**Request:** Restate the entire listing word for word.

**Data to use:**
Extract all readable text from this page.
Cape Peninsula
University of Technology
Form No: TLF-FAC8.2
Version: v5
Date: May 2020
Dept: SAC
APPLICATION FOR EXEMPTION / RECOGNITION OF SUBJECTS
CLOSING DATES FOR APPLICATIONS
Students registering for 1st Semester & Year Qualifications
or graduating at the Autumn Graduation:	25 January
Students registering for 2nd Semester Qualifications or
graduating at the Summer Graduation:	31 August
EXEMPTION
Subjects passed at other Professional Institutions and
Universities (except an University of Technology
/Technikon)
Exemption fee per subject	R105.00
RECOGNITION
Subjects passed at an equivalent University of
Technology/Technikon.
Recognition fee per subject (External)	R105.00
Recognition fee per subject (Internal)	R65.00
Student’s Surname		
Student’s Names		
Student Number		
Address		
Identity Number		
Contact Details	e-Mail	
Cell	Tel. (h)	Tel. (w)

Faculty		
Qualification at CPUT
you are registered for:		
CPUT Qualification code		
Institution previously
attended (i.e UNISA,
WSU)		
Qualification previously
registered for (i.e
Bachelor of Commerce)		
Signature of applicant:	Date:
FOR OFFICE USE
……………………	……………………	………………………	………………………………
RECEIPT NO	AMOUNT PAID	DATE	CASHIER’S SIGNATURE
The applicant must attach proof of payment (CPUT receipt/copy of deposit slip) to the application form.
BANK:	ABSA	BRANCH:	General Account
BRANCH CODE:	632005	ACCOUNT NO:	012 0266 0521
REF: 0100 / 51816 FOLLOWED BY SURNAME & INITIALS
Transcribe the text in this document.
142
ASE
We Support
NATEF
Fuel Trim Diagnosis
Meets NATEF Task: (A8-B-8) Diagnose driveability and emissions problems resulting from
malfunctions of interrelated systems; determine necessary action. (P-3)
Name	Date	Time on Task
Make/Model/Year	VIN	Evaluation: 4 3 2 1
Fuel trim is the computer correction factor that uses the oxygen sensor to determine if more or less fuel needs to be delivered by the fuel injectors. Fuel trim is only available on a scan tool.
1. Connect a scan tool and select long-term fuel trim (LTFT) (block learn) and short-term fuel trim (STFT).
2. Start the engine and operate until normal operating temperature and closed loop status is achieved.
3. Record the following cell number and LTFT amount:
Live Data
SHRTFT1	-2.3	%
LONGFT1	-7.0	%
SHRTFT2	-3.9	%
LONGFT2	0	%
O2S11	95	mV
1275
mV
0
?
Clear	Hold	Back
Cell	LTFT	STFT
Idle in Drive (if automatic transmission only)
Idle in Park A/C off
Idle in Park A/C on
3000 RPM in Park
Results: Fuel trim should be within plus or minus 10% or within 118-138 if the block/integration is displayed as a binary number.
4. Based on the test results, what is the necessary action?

**Output for this task:**
Extract all readable text from this page.
Cape Peninsula
University of Technology
Form No: TLF-FAC8.2
Version: v5
Date: May 2020
Dept: SAC
APPLICATION FOR EXEMPTION / RECOGNITION OF SUBJECTS
CLOSING DATES FOR APPLICATIONS
Students registering for 1st Semester & Year Qualifications
or graduating at the Autumn Graduation:	25 January
Students registering for 2nd Semester Qualifications or
graduating at the Summer Graduation:	31 August
EXEMPTION
Subjects passed at other Professional Institutions and
Universities (except an University of Technology
/Technikon)
Exemption fee per subject	R105.00
RECOGNITION
Subjects passed at an equivalent University of
Technology/Technikon.
Recognition fee per subject (External)	R105.00
Recognition fee per subject (Internal)	R65.00
Student’s Surname		
Student’s Names		
Student Number		
Address		
Identity Number		
Contact Details	e-Mail	
Cell	Tel. (h)	Tel. (w)

Faculty		
Qualification at CPUT
you are registered for:		
CPUT Qualification code		
Institution previously
attended (i.e UNISA,
WSU)		
Qualification previously
registered for (i.e
Bachelor of Commerce)		
Signature of applicant:	Date:
FOR OFFICE USE
……………………	……………………	………………………	………………………………
RECEIPT NO	AMOUNT PAID	DATE	CASHIER’S SIGNATURE
The applicant must attach proof of payment (CPUT receipt/copy of deposit slip) to the application form.
BANK:	ABSA	BRANCH:	General Account
BRANCH CODE:	632005	ACCOUNT NO:	012 0266 0521
REF: 0100 / 51816 FOLLOWED BY SURNAME & INITIALS
Transcribe the text in this document.
142
ASE
We Support
NATEF
Fuel Trim Diagnosis
Meets NATEF Task: (A8-B-8) Diagnose driveability and emissions problems resulting from
malfunctions of interrelated systems; determine necessary action. (P-3)
Name	Date	Time on Task
Make/Model/Year	VIN	Evaluation: 4 3 2 1
Fuel trim is the computer correction factor that uses the oxygen sensor to determine if more or less fuel needs to be delivered by the fuel injectors. Fuel trim is only available on a scan tool.
1. Connect a scan tool and select long-term fuel trim (LTFT) (block learn) and short-term fuel trim (STFT).
2. Start the engine and operate until normal operating temperature and closed loop status is achieved.
3. Record the following cell number and LTFT amount:
Live Data
SHRTFT1	-2.3	%
LONGFT1	-7.0	%
SHRTFT2	-3.9	%
LONGFT2	0	%
O2S11	95	mV
1275
mV
0
?
Clear	Hold	Back
Cell	LTFT	STFT
Idle in Drive (if automatic transmission only)
Idle in Park A/C off
Idle in Park A/C on
3000 RPM in Park
Results: Fuel trim should be within plus or minus 10% or within 118-138 if the block/integration is displayed as a binary number.
4. Based on the test results, what is the necessary action?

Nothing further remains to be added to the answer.